- Your task
In the records below, find each line with the word "JSON" and copy it.
# Start of Dataset extract
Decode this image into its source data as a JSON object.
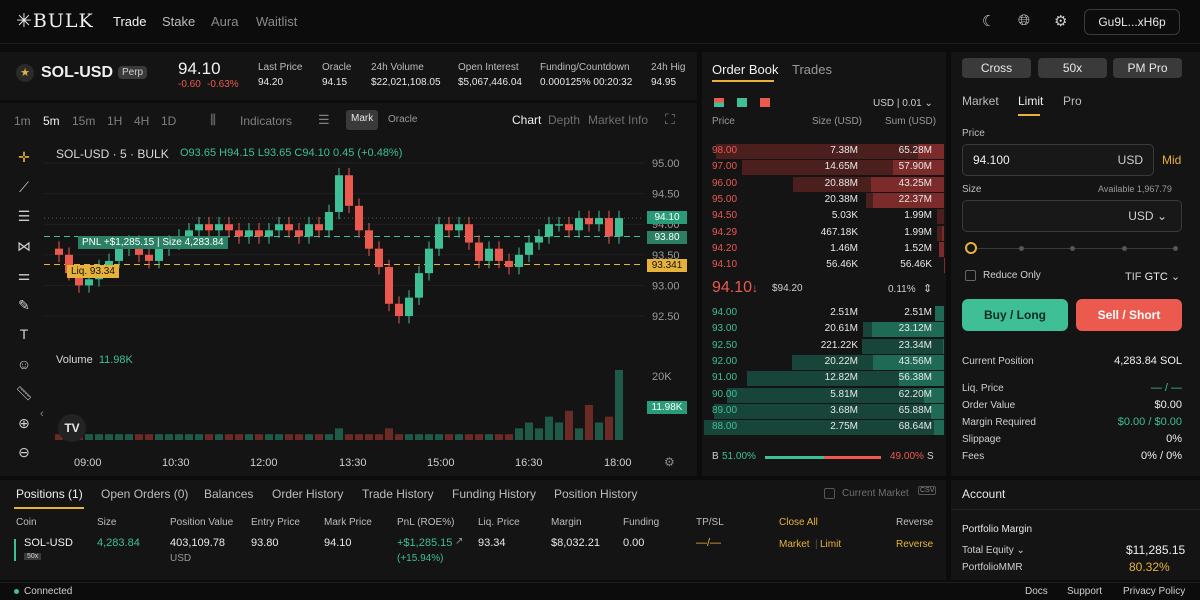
{
  "nav": {
    "logo": "✳BULK",
    "items": [
      {
        "label": "Trade"
      },
      {
        "label": "Stake"
      },
      {
        "label": "Aura"
      },
      {
        "label": "Waitlist"
      }
    ],
    "wallet": "Gu9L...xH6p"
  },
  "market": {
    "symbol": "SOL-USD",
    "badge": "Perp",
    "price": "94.10",
    "change": "-0.60",
    "change_pct": "-0.63%",
    "stats": [
      {
        "label": "Last Price",
        "value": "94.20"
      },
      {
        "label": "Oracle",
        "value": "94.15"
      },
      {
        "label": "24h Volume",
        "value": "$22,021,108.05"
      },
      {
        "label": "Open Interest",
        "value": "$5,067,446.04"
      },
      {
        "label": "Funding/Countdown",
        "value": "0.000125% 00:20:32"
      },
      {
        "label": "24h Hig",
        "value": "94.95"
      }
    ]
  },
  "chart_toolbar": {
    "intervals": [
      "1m",
      "5m",
      "15m",
      "1H",
      "4H",
      "1D"
    ],
    "indicators": "Indicators",
    "mark": "Mark",
    "oracle": "Oracle",
    "views": [
      "Chart",
      "Depth",
      "Market Info"
    ]
  },
  "chart_data": {
    "type": "candlestick",
    "title": "SOL-USD · 5 · BULK",
    "ohlc": {
      "o": "O93.65",
      "h": "H94.15",
      "l": "L93.65",
      "c": "C94.10",
      "chg": "0.45 (+0.48%)"
    },
    "price_ticks": [
      "95.00",
      "94.50",
      "94.00",
      "93.50",
      "93.00",
      "92.50"
    ],
    "volume_ticks": [
      "20K",
      "10K"
    ],
    "time_ticks": [
      "09:00",
      "10:30",
      "12:00",
      "13:30",
      "15:00",
      "16:30",
      "18:00"
    ],
    "volume_label": "Volume",
    "volume_value": "11.98K",
    "pnl_label": "PNL +$1,285.15 | Size 4,283.84",
    "liq_label": "Liq. 93.34",
    "tags": {
      "last": "94.10",
      "entry": "93.80",
      "liq": "93.341",
      "vol": "11.98K"
    },
    "closes": [
      93.5,
      93.2,
      93.0,
      93.1,
      93.3,
      93.4,
      93.6,
      93.7,
      93.5,
      93.4,
      93.6,
      93.7,
      93.8,
      93.9,
      94.0,
      93.9,
      94.0,
      93.9,
      93.8,
      93.9,
      93.8,
      93.9,
      94.0,
      93.9,
      93.8,
      94.0,
      93.9,
      94.2,
      94.8,
      94.3,
      93.9,
      93.6,
      93.3,
      92.7,
      92.5,
      92.8,
      93.2,
      93.6,
      94.0,
      93.9,
      94.0,
      93.7,
      93.4,
      93.6,
      93.4,
      93.3,
      93.5,
      93.7,
      93.8,
      94.0,
      94.0,
      93.9,
      94.1,
      94.0,
      94.1,
      93.8,
      94.1
    ],
    "volumes": [
      1,
      1,
      1,
      1,
      1,
      1,
      1,
      1,
      1,
      1,
      1,
      1,
      1,
      1,
      1,
      1,
      1,
      1,
      1,
      1,
      1,
      1,
      1,
      1,
      1,
      1,
      1,
      1,
      2,
      1,
      1,
      1,
      1,
      2,
      1,
      1,
      1,
      1,
      1,
      1,
      1,
      1,
      1,
      1,
      1,
      1,
      2,
      3,
      2,
      4,
      3,
      5,
      2,
      6,
      3,
      4,
      11.98
    ]
  },
  "orderbook": {
    "tabs": [
      "Order Book",
      "Trades"
    ],
    "unit": "USD | 0.01",
    "headers": [
      "Price",
      "Size (USD)",
      "Sum (USD)"
    ],
    "asks": [
      [
        "98.00",
        "7.38M",
        "65.28M"
      ],
      [
        "97.00",
        "14.65M",
        "57.90M"
      ],
      [
        "96.00",
        "20.88M",
        "43.25M"
      ],
      [
        "95.00",
        "20.38M",
        "22.37M"
      ],
      [
        "94.50",
        "5.03K",
        "1.99M"
      ],
      [
        "94.29",
        "467.18K",
        "1.99M"
      ],
      [
        "94.20",
        "1.46M",
        "1.52M"
      ],
      [
        "94.10",
        "56.46K",
        "56.46K"
      ]
    ],
    "mid": {
      "price": "94.10",
      "arrow": "↓",
      "mark": "$94.20",
      "spread": "0.11%"
    },
    "bids": [
      [
        "94.00",
        "2.51M",
        "2.51M"
      ],
      [
        "93.00",
        "20.61M",
        "23.12M"
      ],
      [
        "92.50",
        "221.22K",
        "23.34M"
      ],
      [
        "92.00",
        "20.22M",
        "43.56M"
      ],
      [
        "91.00",
        "12.82M",
        "56.38M"
      ],
      [
        "90.00",
        "5.81M",
        "62.20M"
      ],
      [
        "89.00",
        "3.68M",
        "65.88M"
      ],
      [
        "88.00",
        "2.75M",
        "68.64M"
      ]
    ],
    "ratio": {
      "b": "B",
      "bpct": "51.00%",
      "spct": "49.00%",
      "s": "S",
      "bid_fraction": 0.51
    }
  },
  "order_form": {
    "margin": [
      "Cross",
      "50x",
      "PM Pro"
    ],
    "types": [
      "Market",
      "Limit",
      "Pro"
    ],
    "price_label": "Price",
    "price": "94.100",
    "price_unit": "USD",
    "mid": "Mid",
    "size_label": "Size",
    "available": "Available  1,967.79",
    "size_unit": "USD",
    "reduce_only": "Reduce Only",
    "tif": "TIF",
    "tif_value": "GTC",
    "buy": "Buy / Long",
    "sell": "Sell / Short",
    "info": [
      [
        "Current Position",
        "4,283.84 SOL"
      ],
      [
        "Liq. Price",
        "— / —"
      ],
      [
        "Order Value",
        "$0.00"
      ],
      [
        "Margin Required",
        "$0.00 / $0.00"
      ],
      [
        "Slippage",
        "0%"
      ],
      [
        "Fees",
        "0% / 0%"
      ]
    ]
  },
  "account": {
    "title": "Account",
    "portfolio": "Portfolio Margin",
    "equity_label": "Total Equity",
    "equity": "$11,285.15",
    "mmr_label": "PortfolioMMR",
    "mmr": "80.32%"
  },
  "positions": {
    "tabs": [
      "Positions (1)",
      "Open Orders (0)",
      "Balances",
      "Order History",
      "Trade History",
      "Funding History",
      "Position History"
    ],
    "current_market": "Current Market",
    "csv": "CSV",
    "headers": [
      "Coin",
      "Size",
      "Position Value",
      "Entry Price",
      "Mark Price",
      "PnL (ROE%)",
      "Liq. Price",
      "Margin",
      "Funding",
      "TP/SL",
      "Close All",
      "Reverse"
    ],
    "row": {
      "coin": "SOL-USD",
      "lev": "50x",
      "size": "4,283.84",
      "value": "403,109.78",
      "value_unit": "USD",
      "entry": "93.80",
      "mark": "94.10",
      "pnl": "+$1,285.15",
      "roe": "(+15.94%)",
      "liq": "93.34",
      "margin": "$8,032.21",
      "funding": "0.00",
      "tpsl": "—/—",
      "market": "Market",
      "limit": "Limit",
      "reverse": "Reverse"
    }
  },
  "footer": {
    "status": "Connected",
    "links": [
      "Docs",
      "Support",
      "Privacy Policy"
    ]
  },
  "colors": {
    "green": "#3fbf95",
    "red": "#ec5a4f",
    "accent": "#e6b23a"
  }
}
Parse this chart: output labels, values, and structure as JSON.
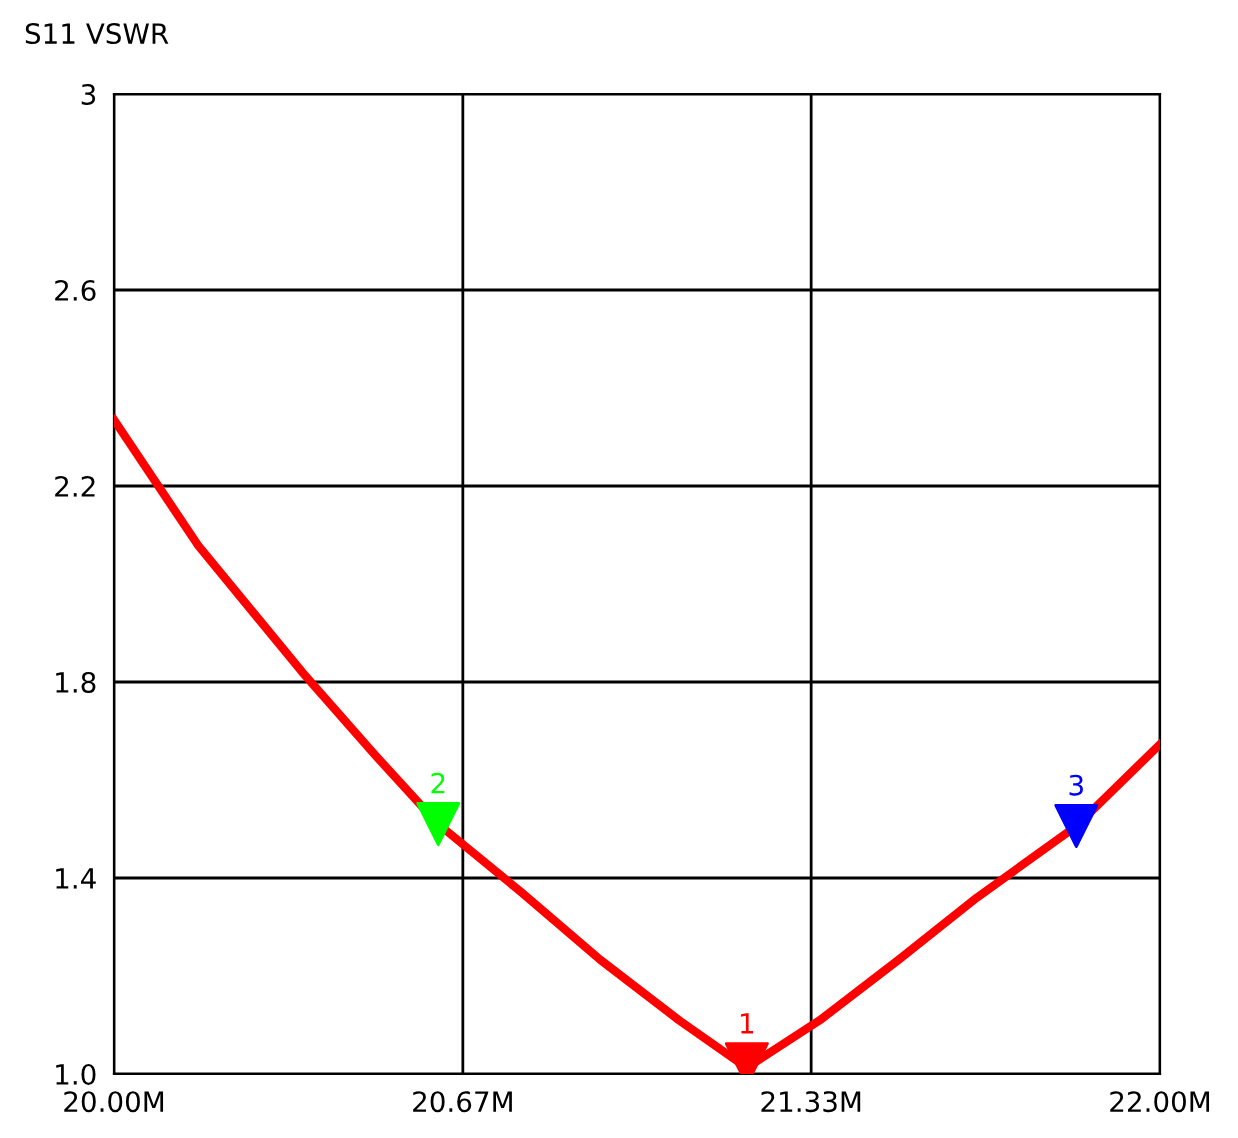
{
  "chart_data": {
    "type": "line",
    "title": "S11 VSWR",
    "xlim": [
      20.0,
      22.0
    ],
    "xticks": [
      {
        "value": 20.0,
        "label": "20.00M"
      },
      {
        "value": 20.667,
        "label": "20.67M"
      },
      {
        "value": 21.333,
        "label": "21.33M"
      },
      {
        "value": 22.0,
        "label": "22.00M"
      }
    ],
    "ylim": [
      1.0,
      3.0
    ],
    "yticks": [
      {
        "value": 1.0,
        "label": "1.0"
      },
      1.4,
      1.8,
      2.2,
      2.6,
      3
    ],
    "grid": true,
    "series": [
      {
        "color": "#ff0000",
        "x": [
          20.0,
          20.16,
          20.36,
          20.5,
          20.62,
          20.78,
          20.93,
          21.08,
          21.2,
          21.22,
          21.35,
          21.5,
          21.65,
          21.84,
          22.0
        ],
        "values": [
          2.335,
          2.08,
          1.82,
          1.65,
          1.51,
          1.37,
          1.233,
          1.11,
          1.02,
          1.02,
          1.11,
          1.233,
          1.36,
          1.506,
          1.673
        ]
      },
      {
        "type": "scatter",
        "name": "1",
        "color": "#ff0000",
        "marker": "triangle",
        "x": [
          21.21
        ],
        "values": [
          1.02
        ]
      },
      {
        "type": "scatter",
        "name": "2",
        "color": "#00ff00",
        "marker": "triangle",
        "x": [
          20.62
        ],
        "values": [
          1.51
        ]
      },
      {
        "type": "scatter",
        "name": "3",
        "color": "#0000ff",
        "marker": "triangle",
        "x": [
          21.84
        ],
        "values": [
          1.506
        ]
      }
    ]
  }
}
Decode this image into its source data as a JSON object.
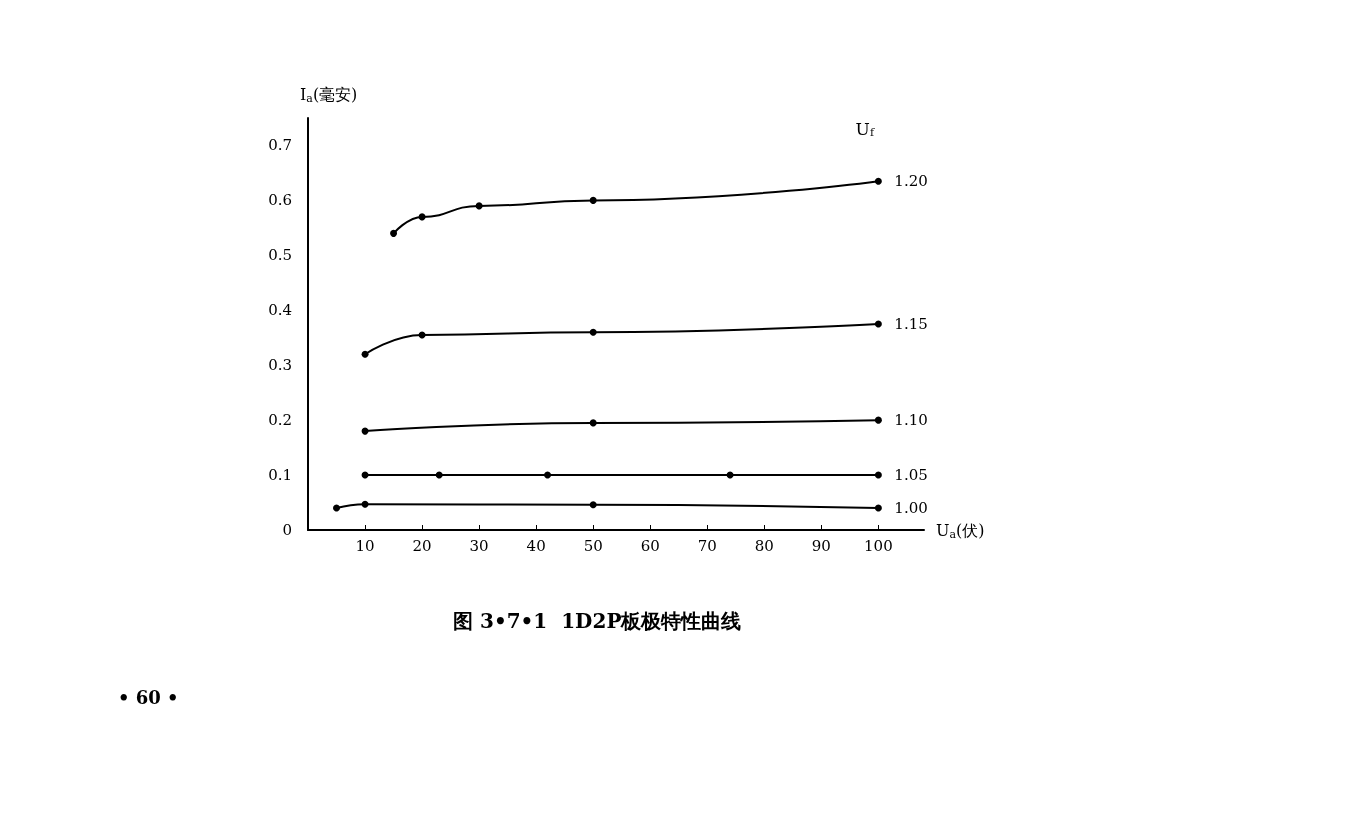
{
  "chart_data": {
    "type": "line",
    "title": "图 3•7•1  1D2P板极特性曲线",
    "xlabel": "U$_{a}$(伏)",
    "ylabel": "I$_{a}$(毫安)",
    "legend_title": "U$_{f}$",
    "xlim": [
      0,
      108
    ],
    "xticks": [
      10,
      20,
      30,
      40,
      50,
      60,
      70,
      80,
      90,
      100
    ],
    "ylim": [
      0,
      0.75
    ],
    "yticks": [
      0,
      0.1,
      0.2,
      0.3,
      0.4,
      0.5,
      0.6,
      0.7
    ],
    "grid": false,
    "marker": "circle",
    "line_style": "solid",
    "legend": "right",
    "series": [
      {
        "name": "1.20",
        "color": "#000000",
        "x": [
          15,
          20,
          30,
          50,
          100
        ],
        "values": [
          0.54,
          0.57,
          0.59,
          0.6,
          0.635
        ]
      },
      {
        "name": "1.15",
        "color": "#000000",
        "x": [
          10,
          20,
          50,
          100
        ],
        "values": [
          0.32,
          0.355,
          0.36,
          0.375
        ]
      },
      {
        "name": "1.10",
        "color": "#000000",
        "x": [
          10,
          50,
          100
        ],
        "values": [
          0.18,
          0.195,
          0.2
        ]
      },
      {
        "name": "1.05",
        "color": "#000000",
        "x": [
          10,
          23,
          42,
          74,
          100
        ],
        "values": [
          0.1,
          0.1,
          0.1,
          0.1,
          0.1
        ]
      },
      {
        "name": "1.00",
        "color": "#000000",
        "x": [
          5,
          10,
          50,
          100
        ],
        "values": [
          0.04,
          0.047,
          0.046,
          0.04
        ]
      }
    ],
    "annotations": [
      "• 60 •"
    ]
  }
}
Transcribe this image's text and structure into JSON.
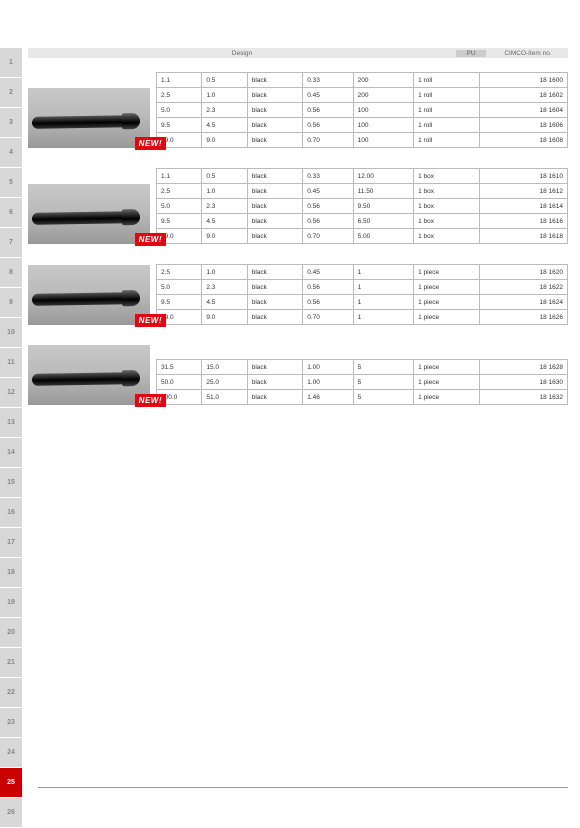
{
  "header": {
    "design": "Design",
    "pu": "PU",
    "item": "CIMCO-Item no."
  },
  "sidebar": {
    "tabs": [
      {
        "n": "1",
        "active": false
      },
      {
        "n": "2",
        "active": false
      },
      {
        "n": "3",
        "active": false
      },
      {
        "n": "4",
        "active": false
      },
      {
        "n": "5",
        "active": false
      },
      {
        "n": "6",
        "active": false
      },
      {
        "n": "7",
        "active": false
      },
      {
        "n": "8",
        "active": false
      },
      {
        "n": "9",
        "active": false
      },
      {
        "n": "10",
        "active": false
      },
      {
        "n": "11",
        "active": false
      },
      {
        "n": "12",
        "active": false
      },
      {
        "n": "13",
        "active": false
      },
      {
        "n": "14",
        "active": false
      },
      {
        "n": "15",
        "active": false
      },
      {
        "n": "16",
        "active": false
      },
      {
        "n": "17",
        "active": false
      },
      {
        "n": "18",
        "active": false
      },
      {
        "n": "19",
        "active": false
      },
      {
        "n": "20",
        "active": false
      },
      {
        "n": "21",
        "active": false
      },
      {
        "n": "22",
        "active": false
      },
      {
        "n": "23",
        "active": false
      },
      {
        "n": "24",
        "active": false
      },
      {
        "n": "25",
        "active": true
      },
      {
        "n": "26",
        "active": false
      }
    ]
  },
  "new_label": "NEW!",
  "sections": [
    {
      "rows": [
        {
          "c1": "1.1",
          "c2": "0.5",
          "c3": "black",
          "c4": "0.33",
          "c5": "200",
          "c6": "1 roll",
          "c7": "18 1600"
        },
        {
          "c1": "2.5",
          "c2": "1.0",
          "c3": "black",
          "c4": "0.45",
          "c5": "200",
          "c6": "1 roll",
          "c7": "18 1602"
        },
        {
          "c1": "5.0",
          "c2": "2.3",
          "c3": "black",
          "c4": "0.56",
          "c5": "100",
          "c6": "1 roll",
          "c7": "18 1604"
        },
        {
          "c1": "9.5",
          "c2": "4.5",
          "c3": "black",
          "c4": "0.56",
          "c5": "100",
          "c6": "1 roll",
          "c7": "18 1606"
        },
        {
          "c1": "19.0",
          "c2": "9.0",
          "c3": "black",
          "c4": "0.70",
          "c5": "100",
          "c6": "1 roll",
          "c7": "18 1608"
        }
      ]
    },
    {
      "rows": [
        {
          "c1": "1.1",
          "c2": "0.5",
          "c3": "black",
          "c4": "0.33",
          "c5": "12.00",
          "c6": "1 box",
          "c7": "18 1610"
        },
        {
          "c1": "2.5",
          "c2": "1.0",
          "c3": "black",
          "c4": "0.45",
          "c5": "11.50",
          "c6": "1 box",
          "c7": "18 1612"
        },
        {
          "c1": "5.0",
          "c2": "2.3",
          "c3": "black",
          "c4": "0.56",
          "c5": "9.50",
          "c6": "1 box",
          "c7": "18 1614"
        },
        {
          "c1": "9.5",
          "c2": "4.5",
          "c3": "black",
          "c4": "0.56",
          "c5": "6.50",
          "c6": "1 box",
          "c7": "18 1616"
        },
        {
          "c1": "19.0",
          "c2": "9.0",
          "c3": "black",
          "c4": "0.70",
          "c5": "5.00",
          "c6": "1 box",
          "c7": "18 1618"
        }
      ]
    },
    {
      "rows": [
        {
          "c1": "2.5",
          "c2": "1.0",
          "c3": "black",
          "c4": "0.45",
          "c5": "1",
          "c6": "1 piece",
          "c7": "18 1620"
        },
        {
          "c1": "5.0",
          "c2": "2.3",
          "c3": "black",
          "c4": "0.56",
          "c5": "1",
          "c6": "1 piece",
          "c7": "18 1622"
        },
        {
          "c1": "9.5",
          "c2": "4.5",
          "c3": "black",
          "c4": "0.56",
          "c5": "1",
          "c6": "1 piece",
          "c7": "18 1624"
        },
        {
          "c1": "19.0",
          "c2": "9.0",
          "c3": "black",
          "c4": "0.70",
          "c5": "1",
          "c6": "1 piece",
          "c7": "18 1626"
        }
      ]
    },
    {
      "rows": [
        {
          "c1": "31.5",
          "c2": "15.0",
          "c3": "black",
          "c4": "1.00",
          "c5": "5",
          "c6": "1 piece",
          "c7": "18 1628"
        },
        {
          "c1": "50.0",
          "c2": "25.0",
          "c3": "black",
          "c4": "1.00",
          "c5": "5",
          "c6": "1 piece",
          "c7": "18 1630"
        },
        {
          "c1": "100.0",
          "c2": "51.0",
          "c3": "black",
          "c4": "1.46",
          "c5": "5",
          "c6": "1 piece",
          "c7": "18 1632"
        }
      ]
    }
  ]
}
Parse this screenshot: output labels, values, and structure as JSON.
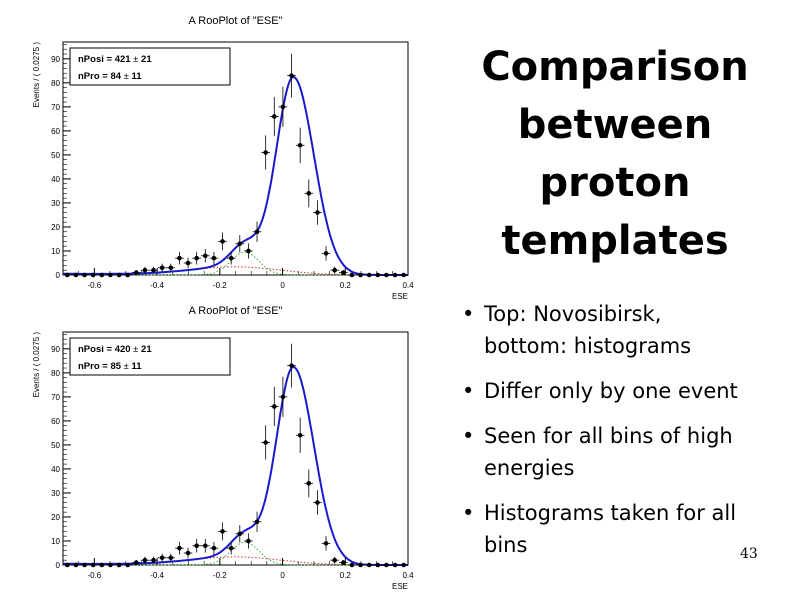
# End of Dataset extract
- Response
Decode this image into its source data as a JSON object.
Parse this chart: output labels, values, and structure as JSON.
Decode this image into its source data as a JSON object.
Transcribe this image's text and structure into JSON.
Parse this screenshot: output labels, values, and structure as JSON.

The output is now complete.